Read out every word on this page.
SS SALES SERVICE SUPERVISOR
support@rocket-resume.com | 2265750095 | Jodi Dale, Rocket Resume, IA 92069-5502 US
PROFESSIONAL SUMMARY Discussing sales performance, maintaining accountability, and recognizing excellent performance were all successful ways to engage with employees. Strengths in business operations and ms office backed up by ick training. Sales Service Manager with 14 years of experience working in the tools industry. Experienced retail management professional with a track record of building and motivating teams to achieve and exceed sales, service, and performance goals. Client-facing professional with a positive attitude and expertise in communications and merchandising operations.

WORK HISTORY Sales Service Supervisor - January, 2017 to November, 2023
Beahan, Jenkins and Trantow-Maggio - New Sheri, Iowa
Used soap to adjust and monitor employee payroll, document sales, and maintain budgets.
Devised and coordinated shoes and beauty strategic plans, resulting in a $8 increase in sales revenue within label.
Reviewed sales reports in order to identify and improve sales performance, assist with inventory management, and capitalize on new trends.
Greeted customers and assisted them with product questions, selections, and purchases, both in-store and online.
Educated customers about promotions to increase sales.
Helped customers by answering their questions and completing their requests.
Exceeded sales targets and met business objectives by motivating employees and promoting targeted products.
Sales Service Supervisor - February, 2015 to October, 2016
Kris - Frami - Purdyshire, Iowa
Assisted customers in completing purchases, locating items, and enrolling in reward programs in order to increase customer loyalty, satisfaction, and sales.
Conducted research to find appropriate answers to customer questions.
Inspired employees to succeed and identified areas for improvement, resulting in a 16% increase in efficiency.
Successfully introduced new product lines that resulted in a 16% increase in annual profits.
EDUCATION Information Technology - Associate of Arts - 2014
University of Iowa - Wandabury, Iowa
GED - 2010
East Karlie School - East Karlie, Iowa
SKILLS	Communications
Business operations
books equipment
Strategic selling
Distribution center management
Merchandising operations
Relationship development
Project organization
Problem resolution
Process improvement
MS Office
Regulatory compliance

- WHAT YOU WILL DO -
Determine the number of lines where the string "resulting" occurs, and give that number only.

- FULL SOLUTION -
2